• PROBLEM
Using the entries below, output exactly the line containing "Enumerate this screenshot's" and all lines that follow it to the end.

• DATA ROWS
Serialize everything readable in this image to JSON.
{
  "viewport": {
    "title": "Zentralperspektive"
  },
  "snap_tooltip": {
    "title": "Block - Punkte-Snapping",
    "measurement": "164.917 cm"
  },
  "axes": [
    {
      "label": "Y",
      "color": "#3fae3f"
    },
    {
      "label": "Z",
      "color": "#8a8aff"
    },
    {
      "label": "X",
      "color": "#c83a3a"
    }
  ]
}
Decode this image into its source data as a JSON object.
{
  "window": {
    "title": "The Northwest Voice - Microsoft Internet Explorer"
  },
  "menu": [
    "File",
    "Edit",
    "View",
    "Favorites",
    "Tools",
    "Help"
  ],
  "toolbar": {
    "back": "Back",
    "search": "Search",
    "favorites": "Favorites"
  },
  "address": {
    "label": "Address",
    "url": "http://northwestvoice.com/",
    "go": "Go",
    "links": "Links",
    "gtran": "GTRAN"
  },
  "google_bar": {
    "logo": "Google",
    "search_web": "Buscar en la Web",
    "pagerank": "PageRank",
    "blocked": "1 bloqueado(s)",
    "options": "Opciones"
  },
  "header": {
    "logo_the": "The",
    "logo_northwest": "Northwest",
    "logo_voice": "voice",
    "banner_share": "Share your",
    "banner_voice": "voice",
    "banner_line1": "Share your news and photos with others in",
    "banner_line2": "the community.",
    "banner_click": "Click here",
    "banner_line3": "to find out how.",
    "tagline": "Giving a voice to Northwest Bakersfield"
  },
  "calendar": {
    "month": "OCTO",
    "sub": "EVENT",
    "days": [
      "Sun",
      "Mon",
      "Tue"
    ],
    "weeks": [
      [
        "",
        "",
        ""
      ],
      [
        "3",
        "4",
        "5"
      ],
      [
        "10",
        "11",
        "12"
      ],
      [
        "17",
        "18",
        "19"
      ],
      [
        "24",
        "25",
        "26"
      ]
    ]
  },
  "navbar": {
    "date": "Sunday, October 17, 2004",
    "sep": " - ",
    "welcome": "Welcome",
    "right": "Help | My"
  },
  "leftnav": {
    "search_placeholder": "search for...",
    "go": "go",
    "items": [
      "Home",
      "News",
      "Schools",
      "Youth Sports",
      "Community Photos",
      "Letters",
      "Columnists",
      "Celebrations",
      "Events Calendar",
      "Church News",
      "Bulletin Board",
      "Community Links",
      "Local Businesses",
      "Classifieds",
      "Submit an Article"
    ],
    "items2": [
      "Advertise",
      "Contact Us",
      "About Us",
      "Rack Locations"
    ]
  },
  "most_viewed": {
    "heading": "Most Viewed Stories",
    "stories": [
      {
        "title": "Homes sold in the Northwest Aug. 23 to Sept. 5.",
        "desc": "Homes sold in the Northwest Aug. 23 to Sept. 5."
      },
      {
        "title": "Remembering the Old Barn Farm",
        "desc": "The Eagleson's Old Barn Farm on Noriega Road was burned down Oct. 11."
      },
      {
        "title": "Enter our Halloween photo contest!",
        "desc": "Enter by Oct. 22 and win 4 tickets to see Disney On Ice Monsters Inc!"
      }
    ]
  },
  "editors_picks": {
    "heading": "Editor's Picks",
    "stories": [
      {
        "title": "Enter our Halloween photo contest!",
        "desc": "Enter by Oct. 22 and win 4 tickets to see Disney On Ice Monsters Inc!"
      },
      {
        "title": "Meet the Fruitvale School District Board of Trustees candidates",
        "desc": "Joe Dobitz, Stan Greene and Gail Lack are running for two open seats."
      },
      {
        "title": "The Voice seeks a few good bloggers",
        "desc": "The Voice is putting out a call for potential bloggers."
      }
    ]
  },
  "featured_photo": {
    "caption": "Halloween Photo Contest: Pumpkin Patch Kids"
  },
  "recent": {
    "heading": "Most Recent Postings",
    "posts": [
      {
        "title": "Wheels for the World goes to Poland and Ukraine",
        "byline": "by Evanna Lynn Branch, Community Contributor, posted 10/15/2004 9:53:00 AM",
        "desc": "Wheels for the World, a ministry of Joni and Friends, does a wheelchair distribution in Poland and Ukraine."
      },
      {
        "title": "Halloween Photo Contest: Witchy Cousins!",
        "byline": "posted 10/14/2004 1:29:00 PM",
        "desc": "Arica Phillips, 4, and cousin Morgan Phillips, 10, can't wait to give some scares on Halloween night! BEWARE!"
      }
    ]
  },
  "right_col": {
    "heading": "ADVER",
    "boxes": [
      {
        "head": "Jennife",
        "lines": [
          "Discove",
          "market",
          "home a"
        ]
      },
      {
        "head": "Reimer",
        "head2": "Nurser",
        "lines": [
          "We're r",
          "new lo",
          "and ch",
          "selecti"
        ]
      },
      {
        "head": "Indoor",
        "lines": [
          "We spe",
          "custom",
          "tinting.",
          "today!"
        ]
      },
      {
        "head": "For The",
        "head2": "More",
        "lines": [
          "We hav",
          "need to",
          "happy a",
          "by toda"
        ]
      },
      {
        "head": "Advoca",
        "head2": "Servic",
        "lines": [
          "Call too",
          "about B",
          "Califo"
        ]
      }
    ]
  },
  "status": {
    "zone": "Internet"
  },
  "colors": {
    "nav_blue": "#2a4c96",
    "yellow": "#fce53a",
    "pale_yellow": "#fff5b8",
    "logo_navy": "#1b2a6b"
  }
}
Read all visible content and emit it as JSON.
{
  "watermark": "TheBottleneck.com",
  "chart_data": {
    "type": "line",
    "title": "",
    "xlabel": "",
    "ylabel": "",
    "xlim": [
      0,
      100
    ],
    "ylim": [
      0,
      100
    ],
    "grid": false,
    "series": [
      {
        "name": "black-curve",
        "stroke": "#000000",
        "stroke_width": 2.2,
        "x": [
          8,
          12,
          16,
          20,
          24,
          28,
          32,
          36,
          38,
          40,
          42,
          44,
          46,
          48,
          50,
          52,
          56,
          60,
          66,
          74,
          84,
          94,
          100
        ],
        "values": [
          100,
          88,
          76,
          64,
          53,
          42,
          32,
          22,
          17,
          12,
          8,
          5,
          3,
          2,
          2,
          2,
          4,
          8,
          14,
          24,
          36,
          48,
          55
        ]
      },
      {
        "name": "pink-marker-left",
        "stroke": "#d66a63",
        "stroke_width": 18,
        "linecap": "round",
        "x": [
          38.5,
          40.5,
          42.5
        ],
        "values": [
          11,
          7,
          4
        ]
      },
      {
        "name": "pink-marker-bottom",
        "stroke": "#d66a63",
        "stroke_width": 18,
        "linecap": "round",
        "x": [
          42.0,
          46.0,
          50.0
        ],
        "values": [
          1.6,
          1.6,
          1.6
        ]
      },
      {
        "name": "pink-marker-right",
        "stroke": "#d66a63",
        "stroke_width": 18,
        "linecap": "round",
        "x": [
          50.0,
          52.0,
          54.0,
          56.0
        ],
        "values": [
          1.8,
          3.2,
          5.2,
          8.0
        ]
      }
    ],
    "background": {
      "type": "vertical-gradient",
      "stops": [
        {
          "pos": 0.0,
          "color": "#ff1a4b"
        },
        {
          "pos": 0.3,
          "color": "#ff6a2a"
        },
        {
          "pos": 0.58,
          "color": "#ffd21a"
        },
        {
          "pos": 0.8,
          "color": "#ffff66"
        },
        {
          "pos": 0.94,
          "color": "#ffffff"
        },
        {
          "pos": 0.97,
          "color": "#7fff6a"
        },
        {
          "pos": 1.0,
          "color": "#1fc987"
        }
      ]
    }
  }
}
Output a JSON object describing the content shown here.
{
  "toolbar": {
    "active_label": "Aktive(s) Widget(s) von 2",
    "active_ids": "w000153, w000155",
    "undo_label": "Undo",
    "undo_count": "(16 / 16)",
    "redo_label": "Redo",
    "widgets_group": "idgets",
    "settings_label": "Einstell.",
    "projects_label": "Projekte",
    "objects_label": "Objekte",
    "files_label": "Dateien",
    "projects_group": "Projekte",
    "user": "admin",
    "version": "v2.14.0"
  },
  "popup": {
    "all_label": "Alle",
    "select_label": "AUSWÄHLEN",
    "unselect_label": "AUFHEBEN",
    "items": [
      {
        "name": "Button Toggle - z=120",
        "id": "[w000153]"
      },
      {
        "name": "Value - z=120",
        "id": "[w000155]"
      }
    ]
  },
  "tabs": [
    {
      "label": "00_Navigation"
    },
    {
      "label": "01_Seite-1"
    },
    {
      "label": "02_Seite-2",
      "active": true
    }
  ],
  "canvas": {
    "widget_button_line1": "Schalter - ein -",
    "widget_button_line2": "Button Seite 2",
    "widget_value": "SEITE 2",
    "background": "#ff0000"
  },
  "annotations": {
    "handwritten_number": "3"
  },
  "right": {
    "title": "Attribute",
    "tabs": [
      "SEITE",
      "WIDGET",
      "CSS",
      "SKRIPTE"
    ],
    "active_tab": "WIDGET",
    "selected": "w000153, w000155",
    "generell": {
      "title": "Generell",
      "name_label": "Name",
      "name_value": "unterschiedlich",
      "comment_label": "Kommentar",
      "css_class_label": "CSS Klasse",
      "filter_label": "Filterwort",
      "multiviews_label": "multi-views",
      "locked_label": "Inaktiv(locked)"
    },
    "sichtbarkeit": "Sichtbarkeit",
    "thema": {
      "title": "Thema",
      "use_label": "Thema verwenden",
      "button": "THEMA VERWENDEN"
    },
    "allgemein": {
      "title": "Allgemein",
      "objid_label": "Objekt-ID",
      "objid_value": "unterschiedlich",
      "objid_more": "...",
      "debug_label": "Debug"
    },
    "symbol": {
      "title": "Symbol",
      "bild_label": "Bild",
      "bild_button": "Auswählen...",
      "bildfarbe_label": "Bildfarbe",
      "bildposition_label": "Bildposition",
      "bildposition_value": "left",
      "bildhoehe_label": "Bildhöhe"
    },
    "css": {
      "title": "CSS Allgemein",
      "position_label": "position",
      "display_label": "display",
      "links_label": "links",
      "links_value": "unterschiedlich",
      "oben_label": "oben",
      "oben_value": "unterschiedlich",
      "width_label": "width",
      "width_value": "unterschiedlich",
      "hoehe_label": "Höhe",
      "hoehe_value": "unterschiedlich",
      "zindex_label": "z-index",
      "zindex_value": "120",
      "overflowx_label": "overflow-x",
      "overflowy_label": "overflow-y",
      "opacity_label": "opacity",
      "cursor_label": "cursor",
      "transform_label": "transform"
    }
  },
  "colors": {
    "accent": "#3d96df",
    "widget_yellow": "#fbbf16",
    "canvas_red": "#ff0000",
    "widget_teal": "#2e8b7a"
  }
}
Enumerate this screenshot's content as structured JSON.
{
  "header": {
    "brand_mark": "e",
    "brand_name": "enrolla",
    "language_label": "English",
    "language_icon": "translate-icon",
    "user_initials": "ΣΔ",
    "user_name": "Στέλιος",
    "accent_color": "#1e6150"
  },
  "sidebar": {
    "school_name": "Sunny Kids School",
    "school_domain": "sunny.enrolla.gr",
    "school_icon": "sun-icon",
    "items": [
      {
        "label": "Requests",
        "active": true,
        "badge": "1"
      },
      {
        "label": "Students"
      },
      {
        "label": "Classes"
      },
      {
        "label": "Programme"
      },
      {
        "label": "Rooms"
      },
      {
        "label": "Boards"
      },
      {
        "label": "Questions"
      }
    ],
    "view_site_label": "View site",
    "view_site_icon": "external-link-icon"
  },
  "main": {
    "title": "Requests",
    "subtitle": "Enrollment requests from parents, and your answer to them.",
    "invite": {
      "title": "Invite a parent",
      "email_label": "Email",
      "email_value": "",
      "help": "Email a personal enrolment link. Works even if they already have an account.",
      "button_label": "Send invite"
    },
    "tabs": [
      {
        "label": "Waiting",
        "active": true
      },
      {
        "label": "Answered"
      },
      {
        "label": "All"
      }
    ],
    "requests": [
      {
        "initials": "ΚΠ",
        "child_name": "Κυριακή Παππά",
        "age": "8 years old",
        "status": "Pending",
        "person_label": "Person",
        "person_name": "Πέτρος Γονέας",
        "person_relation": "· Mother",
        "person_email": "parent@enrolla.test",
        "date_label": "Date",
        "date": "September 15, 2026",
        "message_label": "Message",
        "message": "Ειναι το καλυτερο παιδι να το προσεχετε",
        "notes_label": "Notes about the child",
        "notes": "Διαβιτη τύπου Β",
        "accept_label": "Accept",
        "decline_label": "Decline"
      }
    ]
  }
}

• COMPLETED TASK
Enumerate this screenshot's content as structured JSON.
{
  "header": {
    "brand_mark": "e",
    "brand_name": "enrolla",
    "language_label": "English",
    "language_icon": "translate-icon",
    "user_initials": "ΣΔ",
    "user_name": "Στέλιος",
    "accent_color": "#1e6150"
  },
  "sidebar": {
    "school_name": "Sunny Kids School",
    "school_domain": "sunny.enrolla.gr",
    "school_icon": "sun-icon",
    "items": [
      {
        "label": "Requests",
        "active": true,
        "badge": "1"
      },
      {
        "label": "Students"
      },
      {
        "label": "Classes"
      },
      {
        "label": "Programme"
      },
      {
        "label": "Rooms"
      },
      {
        "label": "Boards"
      },
      {
        "label": "Questions"
      }
    ],
    "view_site_label": "View site",
    "view_site_icon": "external-link-icon"
  },
  "main": {
    "title": "Requests",
    "subtitle": "Enrollment requests from parents, and your answer to them.",
    "invite": {
      "title": "Invite a parent",
      "email_label": "Email",
      "email_value": "",
      "help": "Email a personal enrolment link. Works even if they already have an account.",
      "button_label": "Send invite"
    },
    "tabs": [
      {
        "label": "Waiting",
        "active": true
      },
      {
        "label": "Answered"
      },
      {
        "label": "All"
      }
    ],
    "requests": [
      {
        "initials": "ΚΠ",
        "child_name": "Κυριακή Παππά",
        "age": "8 years old",
        "status": "Pending",
        "person_label": "Person",
        "person_name": "Πέτρος Γονέας",
        "person_relation": "· Mother",
        "person_email": "parent@enrolla.test",
        "date_label": "Date",
        "date": "September 15, 2026",
        "message_label": "Message",
        "message": "Ειναι το καλυτερο παιδι να το προσεχετε",
        "notes_label": "Notes about the child",
        "notes": "Διαβιτη τύπου Β",
        "accept_label": "Accept",
        "decline_label": "Decline"
      }
    ]
  }
}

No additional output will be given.